Problem to work on. Find the lines of data that contain the string "image", then list them.

Start of Exercise input

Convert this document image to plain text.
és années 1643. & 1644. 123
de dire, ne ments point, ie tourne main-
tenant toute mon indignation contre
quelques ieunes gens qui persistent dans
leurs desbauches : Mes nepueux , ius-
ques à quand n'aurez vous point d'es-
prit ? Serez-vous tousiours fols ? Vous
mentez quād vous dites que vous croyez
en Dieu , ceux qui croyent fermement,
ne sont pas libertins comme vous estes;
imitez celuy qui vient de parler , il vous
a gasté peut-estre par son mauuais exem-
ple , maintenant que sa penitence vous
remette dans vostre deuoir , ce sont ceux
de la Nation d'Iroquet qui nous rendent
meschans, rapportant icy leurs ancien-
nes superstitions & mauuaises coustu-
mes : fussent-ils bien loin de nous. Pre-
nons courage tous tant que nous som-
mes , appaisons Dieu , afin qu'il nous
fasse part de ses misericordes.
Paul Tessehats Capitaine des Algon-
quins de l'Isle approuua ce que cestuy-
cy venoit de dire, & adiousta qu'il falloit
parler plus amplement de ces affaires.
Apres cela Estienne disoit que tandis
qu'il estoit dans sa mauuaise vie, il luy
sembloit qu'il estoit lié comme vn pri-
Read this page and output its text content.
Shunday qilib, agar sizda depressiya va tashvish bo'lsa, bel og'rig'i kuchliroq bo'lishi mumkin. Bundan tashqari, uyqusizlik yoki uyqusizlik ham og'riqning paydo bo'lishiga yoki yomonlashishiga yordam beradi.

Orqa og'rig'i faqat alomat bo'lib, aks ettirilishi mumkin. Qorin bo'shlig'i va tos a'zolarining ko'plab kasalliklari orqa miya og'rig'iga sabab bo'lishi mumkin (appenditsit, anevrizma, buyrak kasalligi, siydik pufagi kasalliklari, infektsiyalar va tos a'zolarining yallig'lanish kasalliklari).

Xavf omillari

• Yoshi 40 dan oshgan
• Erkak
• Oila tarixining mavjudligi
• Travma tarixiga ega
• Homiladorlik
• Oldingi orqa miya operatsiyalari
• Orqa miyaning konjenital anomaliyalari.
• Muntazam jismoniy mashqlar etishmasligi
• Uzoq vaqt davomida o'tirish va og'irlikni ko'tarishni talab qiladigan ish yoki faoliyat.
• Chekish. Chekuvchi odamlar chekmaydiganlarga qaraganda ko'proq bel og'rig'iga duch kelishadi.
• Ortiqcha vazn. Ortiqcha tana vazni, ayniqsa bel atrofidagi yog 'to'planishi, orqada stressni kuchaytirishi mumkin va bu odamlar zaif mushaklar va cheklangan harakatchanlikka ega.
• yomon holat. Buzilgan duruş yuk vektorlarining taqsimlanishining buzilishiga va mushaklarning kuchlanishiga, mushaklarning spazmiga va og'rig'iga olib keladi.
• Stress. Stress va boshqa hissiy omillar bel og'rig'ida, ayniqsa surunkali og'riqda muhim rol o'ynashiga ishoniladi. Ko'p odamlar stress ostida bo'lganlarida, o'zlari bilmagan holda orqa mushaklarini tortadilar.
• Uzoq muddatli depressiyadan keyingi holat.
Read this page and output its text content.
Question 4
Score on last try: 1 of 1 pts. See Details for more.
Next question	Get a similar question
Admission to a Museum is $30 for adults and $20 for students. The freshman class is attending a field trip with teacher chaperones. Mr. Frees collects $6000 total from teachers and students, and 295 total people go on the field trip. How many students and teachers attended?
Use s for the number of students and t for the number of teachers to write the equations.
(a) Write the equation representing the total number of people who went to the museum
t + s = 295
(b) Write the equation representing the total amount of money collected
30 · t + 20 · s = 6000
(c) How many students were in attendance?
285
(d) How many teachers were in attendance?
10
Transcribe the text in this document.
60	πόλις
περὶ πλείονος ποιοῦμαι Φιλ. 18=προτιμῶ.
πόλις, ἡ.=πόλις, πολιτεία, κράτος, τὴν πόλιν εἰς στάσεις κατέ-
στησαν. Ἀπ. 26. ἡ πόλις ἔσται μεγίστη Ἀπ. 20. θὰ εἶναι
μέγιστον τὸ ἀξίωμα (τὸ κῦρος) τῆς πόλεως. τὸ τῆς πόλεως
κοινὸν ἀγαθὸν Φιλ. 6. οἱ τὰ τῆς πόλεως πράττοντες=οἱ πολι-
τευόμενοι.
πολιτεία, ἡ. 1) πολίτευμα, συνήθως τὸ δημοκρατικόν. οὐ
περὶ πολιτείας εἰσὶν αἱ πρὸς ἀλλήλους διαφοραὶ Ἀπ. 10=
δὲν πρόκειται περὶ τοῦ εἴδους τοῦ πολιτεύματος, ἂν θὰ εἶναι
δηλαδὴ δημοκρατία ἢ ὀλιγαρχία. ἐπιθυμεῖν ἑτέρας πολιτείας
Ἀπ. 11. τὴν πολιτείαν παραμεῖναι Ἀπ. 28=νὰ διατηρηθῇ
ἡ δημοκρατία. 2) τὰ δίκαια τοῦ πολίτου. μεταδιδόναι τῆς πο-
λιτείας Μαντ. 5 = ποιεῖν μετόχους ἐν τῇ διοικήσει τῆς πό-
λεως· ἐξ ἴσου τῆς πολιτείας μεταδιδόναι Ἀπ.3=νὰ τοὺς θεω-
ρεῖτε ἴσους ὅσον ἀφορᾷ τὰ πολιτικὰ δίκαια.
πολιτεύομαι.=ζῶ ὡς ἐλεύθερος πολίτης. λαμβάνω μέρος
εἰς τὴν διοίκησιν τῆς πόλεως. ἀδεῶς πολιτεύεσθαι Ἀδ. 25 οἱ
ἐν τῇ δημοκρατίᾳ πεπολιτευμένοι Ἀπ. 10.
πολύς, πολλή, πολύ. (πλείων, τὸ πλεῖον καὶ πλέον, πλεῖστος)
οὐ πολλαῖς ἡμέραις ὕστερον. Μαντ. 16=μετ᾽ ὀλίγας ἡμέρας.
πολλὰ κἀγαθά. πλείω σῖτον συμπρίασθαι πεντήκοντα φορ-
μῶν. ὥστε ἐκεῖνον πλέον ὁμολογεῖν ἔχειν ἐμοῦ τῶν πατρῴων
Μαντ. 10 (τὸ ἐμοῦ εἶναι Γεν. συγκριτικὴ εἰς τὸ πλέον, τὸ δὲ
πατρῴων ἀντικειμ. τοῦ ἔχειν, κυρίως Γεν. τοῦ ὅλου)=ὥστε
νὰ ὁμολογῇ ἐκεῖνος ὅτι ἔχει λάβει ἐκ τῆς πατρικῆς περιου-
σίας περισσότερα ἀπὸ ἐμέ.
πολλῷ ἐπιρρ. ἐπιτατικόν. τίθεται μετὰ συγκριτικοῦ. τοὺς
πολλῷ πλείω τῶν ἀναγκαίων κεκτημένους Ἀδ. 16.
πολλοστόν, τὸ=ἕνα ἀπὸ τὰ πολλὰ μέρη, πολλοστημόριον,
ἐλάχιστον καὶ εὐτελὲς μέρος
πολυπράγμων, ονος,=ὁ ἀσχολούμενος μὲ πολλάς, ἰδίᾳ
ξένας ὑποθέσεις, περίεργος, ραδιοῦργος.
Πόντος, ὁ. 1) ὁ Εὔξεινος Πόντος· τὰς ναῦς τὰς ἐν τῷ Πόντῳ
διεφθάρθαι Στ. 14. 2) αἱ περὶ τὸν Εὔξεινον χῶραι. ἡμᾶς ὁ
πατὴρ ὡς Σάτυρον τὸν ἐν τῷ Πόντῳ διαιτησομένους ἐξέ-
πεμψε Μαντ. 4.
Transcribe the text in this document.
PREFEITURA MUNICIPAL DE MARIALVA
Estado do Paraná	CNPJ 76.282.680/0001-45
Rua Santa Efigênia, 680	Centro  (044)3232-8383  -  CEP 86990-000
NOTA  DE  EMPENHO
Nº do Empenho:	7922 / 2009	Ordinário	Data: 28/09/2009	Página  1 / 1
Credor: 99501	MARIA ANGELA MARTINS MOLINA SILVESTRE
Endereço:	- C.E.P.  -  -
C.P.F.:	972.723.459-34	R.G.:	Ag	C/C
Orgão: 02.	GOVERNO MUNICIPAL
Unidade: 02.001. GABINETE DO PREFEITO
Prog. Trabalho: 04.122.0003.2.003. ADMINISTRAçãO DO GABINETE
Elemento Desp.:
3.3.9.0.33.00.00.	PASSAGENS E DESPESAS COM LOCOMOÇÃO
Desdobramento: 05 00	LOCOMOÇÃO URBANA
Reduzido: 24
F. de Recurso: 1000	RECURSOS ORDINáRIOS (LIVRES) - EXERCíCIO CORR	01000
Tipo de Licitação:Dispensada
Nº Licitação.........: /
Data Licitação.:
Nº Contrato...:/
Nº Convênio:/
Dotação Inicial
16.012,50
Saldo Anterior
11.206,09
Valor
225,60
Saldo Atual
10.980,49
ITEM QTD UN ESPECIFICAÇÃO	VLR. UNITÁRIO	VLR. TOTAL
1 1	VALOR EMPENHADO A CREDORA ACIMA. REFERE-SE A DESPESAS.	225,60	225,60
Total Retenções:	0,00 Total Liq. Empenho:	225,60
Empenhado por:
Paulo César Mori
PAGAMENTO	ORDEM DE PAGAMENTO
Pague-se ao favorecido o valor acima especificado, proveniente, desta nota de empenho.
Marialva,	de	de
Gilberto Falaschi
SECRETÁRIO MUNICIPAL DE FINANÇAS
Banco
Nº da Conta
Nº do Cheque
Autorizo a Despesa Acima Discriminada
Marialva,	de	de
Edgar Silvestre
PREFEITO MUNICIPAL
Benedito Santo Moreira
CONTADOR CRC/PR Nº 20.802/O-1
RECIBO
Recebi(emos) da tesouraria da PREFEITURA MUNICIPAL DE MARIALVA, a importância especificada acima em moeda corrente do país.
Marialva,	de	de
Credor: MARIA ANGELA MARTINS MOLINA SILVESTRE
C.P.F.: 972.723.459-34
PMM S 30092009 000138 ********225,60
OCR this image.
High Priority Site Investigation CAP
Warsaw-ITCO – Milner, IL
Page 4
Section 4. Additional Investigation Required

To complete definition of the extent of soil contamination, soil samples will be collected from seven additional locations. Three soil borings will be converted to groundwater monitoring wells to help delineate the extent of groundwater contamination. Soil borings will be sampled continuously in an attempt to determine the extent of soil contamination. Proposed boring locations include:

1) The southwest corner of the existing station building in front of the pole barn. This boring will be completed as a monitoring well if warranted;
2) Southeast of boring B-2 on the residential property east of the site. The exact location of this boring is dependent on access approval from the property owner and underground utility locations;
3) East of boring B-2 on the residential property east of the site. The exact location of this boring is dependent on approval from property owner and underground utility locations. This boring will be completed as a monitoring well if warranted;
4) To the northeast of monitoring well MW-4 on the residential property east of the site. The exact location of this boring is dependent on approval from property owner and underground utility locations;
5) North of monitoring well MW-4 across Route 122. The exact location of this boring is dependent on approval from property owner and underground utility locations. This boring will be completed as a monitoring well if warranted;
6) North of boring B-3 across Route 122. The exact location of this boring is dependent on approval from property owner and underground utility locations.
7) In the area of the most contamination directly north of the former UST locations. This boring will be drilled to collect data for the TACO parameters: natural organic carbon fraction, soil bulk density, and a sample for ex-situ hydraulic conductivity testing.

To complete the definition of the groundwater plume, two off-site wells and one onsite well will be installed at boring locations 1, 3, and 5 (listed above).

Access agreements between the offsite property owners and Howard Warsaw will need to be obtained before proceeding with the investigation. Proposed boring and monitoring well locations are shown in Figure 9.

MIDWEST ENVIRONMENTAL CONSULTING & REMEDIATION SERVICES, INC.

End of Exercise input

Result of the task.
Convert this document image to plain text.
OCR this image.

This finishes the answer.